• _Your instructions_
State how many lines hold the string "title". Give the number and nothing else.

• _Figure dataset records_
....

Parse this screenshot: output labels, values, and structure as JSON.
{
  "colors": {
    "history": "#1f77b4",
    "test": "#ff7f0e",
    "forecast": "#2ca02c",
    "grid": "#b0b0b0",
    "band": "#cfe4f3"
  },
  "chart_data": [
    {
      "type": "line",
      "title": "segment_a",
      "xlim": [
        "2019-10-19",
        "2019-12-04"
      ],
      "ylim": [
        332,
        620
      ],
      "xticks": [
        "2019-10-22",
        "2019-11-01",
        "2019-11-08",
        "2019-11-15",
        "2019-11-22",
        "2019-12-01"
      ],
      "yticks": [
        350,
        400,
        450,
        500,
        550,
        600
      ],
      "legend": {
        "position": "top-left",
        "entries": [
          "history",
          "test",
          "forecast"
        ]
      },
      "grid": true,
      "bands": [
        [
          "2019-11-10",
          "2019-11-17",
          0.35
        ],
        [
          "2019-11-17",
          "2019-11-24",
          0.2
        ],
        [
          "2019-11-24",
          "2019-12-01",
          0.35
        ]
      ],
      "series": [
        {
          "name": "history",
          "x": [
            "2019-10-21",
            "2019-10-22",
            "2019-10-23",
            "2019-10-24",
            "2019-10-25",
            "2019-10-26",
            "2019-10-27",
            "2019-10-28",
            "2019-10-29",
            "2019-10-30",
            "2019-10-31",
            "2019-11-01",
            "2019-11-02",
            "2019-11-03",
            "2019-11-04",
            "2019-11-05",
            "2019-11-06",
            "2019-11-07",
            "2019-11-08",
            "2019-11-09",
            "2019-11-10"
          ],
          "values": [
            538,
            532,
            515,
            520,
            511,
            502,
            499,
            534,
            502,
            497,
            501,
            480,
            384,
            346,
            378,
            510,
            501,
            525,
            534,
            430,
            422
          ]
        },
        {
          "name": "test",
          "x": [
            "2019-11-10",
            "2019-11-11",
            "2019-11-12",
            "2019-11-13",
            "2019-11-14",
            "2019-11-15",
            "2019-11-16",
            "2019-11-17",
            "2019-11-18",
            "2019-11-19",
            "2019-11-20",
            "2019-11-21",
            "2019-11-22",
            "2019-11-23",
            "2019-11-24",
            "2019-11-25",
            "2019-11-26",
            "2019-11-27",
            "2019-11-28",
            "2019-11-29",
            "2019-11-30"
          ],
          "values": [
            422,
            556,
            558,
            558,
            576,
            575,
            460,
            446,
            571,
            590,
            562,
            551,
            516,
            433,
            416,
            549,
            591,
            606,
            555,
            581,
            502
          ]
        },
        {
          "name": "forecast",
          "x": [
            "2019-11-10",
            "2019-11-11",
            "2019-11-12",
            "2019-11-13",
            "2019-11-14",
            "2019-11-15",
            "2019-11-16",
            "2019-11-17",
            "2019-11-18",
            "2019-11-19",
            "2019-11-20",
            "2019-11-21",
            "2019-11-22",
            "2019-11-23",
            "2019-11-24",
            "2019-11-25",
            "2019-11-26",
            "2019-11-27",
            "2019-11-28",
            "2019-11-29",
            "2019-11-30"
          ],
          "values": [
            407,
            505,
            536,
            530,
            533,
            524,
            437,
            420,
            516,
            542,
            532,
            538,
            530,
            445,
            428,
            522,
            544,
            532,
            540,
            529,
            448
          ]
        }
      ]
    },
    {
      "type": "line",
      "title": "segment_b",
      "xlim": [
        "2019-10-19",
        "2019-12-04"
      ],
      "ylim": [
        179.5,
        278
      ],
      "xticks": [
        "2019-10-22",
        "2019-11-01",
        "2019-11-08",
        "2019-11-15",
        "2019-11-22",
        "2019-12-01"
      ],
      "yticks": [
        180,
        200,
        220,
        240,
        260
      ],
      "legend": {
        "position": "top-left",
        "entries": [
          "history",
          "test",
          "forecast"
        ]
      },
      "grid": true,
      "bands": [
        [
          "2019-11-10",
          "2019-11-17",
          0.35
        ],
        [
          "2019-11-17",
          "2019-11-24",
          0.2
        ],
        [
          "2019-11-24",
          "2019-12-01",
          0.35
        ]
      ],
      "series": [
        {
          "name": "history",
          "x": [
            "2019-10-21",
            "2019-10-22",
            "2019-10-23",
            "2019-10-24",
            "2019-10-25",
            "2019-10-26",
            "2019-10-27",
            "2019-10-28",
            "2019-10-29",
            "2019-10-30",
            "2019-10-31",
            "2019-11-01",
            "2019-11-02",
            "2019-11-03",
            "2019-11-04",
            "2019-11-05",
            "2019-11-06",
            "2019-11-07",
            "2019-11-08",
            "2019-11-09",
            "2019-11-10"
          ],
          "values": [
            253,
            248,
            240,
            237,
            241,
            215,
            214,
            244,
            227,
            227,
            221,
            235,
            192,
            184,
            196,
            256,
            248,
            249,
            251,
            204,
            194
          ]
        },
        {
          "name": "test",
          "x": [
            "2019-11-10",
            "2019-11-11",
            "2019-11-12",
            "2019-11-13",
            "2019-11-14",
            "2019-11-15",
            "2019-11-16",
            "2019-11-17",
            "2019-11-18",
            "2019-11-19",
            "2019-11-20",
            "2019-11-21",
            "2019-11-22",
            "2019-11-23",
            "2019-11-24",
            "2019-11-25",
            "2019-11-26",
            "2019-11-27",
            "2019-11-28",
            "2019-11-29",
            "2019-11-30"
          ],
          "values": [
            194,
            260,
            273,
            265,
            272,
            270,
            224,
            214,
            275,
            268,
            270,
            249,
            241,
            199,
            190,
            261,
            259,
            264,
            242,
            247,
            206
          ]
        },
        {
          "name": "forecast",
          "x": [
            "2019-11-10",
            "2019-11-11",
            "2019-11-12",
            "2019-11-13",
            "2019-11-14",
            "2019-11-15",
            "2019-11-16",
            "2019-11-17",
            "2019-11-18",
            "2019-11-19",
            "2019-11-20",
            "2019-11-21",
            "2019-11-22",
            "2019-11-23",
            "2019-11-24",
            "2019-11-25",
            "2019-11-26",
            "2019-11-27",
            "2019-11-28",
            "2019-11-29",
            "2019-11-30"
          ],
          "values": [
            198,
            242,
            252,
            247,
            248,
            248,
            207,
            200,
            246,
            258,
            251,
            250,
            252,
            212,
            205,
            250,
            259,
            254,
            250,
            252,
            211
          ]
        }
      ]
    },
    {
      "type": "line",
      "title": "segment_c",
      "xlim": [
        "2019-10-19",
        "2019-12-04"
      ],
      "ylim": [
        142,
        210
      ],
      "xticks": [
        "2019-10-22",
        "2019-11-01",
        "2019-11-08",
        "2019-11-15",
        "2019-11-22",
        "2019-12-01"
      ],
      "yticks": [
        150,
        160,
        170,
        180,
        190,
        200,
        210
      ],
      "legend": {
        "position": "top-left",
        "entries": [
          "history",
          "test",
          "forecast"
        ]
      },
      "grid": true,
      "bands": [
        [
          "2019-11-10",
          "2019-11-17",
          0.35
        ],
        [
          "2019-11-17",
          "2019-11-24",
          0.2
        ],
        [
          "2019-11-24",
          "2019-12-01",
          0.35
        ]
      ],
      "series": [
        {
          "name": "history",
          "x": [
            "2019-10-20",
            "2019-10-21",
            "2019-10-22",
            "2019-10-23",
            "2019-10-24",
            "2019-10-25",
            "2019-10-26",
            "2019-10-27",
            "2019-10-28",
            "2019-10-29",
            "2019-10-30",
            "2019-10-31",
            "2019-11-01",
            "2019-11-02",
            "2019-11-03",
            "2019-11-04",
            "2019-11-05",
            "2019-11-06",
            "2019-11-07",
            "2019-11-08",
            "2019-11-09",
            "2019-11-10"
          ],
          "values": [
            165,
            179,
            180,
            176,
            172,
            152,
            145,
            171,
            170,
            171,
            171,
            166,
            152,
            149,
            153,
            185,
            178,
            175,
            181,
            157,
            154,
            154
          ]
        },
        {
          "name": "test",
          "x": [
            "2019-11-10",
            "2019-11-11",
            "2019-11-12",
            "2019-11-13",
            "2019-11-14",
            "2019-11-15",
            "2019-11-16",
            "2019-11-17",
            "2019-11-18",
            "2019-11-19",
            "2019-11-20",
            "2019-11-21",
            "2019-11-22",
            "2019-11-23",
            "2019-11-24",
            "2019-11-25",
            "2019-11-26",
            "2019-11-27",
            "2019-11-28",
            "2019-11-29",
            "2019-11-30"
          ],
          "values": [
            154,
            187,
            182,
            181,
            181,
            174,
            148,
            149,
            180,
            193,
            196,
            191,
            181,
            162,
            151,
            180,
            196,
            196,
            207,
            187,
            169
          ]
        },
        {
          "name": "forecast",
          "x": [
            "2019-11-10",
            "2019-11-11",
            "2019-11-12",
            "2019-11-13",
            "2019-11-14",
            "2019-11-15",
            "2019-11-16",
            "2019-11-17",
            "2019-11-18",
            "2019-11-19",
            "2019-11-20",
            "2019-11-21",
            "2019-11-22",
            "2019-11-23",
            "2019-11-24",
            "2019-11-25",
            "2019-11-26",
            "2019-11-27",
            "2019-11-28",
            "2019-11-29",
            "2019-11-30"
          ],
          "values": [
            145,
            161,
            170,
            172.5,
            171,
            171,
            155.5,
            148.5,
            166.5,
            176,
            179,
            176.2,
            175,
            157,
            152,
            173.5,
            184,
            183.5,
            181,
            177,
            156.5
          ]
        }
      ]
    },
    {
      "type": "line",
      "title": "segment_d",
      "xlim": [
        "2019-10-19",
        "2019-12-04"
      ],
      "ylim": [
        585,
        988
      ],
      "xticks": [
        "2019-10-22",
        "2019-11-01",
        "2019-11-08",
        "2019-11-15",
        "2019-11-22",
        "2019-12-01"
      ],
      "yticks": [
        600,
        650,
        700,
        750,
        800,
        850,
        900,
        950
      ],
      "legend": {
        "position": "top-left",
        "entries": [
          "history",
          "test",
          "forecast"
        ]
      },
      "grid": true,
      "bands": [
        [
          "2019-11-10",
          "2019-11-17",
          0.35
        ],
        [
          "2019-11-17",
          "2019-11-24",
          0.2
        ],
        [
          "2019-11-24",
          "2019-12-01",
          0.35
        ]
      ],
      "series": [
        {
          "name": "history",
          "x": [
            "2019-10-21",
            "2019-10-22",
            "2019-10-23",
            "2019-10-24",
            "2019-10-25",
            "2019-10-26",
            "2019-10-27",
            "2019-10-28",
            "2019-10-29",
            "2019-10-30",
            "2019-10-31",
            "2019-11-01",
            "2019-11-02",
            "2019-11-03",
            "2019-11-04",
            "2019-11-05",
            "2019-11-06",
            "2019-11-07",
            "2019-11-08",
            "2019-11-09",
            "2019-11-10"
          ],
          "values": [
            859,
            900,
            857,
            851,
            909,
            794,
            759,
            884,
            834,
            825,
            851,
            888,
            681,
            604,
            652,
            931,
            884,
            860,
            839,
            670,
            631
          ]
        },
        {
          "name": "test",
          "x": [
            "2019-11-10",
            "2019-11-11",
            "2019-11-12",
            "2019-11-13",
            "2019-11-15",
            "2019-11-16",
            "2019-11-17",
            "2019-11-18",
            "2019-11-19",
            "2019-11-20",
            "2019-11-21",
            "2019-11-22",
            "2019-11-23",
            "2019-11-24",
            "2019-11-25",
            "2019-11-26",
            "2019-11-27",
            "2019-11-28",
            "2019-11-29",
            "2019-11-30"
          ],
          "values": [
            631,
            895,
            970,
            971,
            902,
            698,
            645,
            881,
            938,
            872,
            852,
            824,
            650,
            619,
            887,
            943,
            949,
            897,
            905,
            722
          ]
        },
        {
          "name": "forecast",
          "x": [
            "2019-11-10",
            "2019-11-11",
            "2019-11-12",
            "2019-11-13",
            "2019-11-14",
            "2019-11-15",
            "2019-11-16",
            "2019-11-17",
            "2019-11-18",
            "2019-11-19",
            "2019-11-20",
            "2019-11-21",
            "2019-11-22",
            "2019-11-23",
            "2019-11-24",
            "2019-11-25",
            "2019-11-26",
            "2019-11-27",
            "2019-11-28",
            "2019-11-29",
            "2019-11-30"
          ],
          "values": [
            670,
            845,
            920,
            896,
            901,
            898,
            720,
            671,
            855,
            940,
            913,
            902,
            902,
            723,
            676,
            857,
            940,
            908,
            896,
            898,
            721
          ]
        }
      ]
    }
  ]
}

....

• _Answer below_
4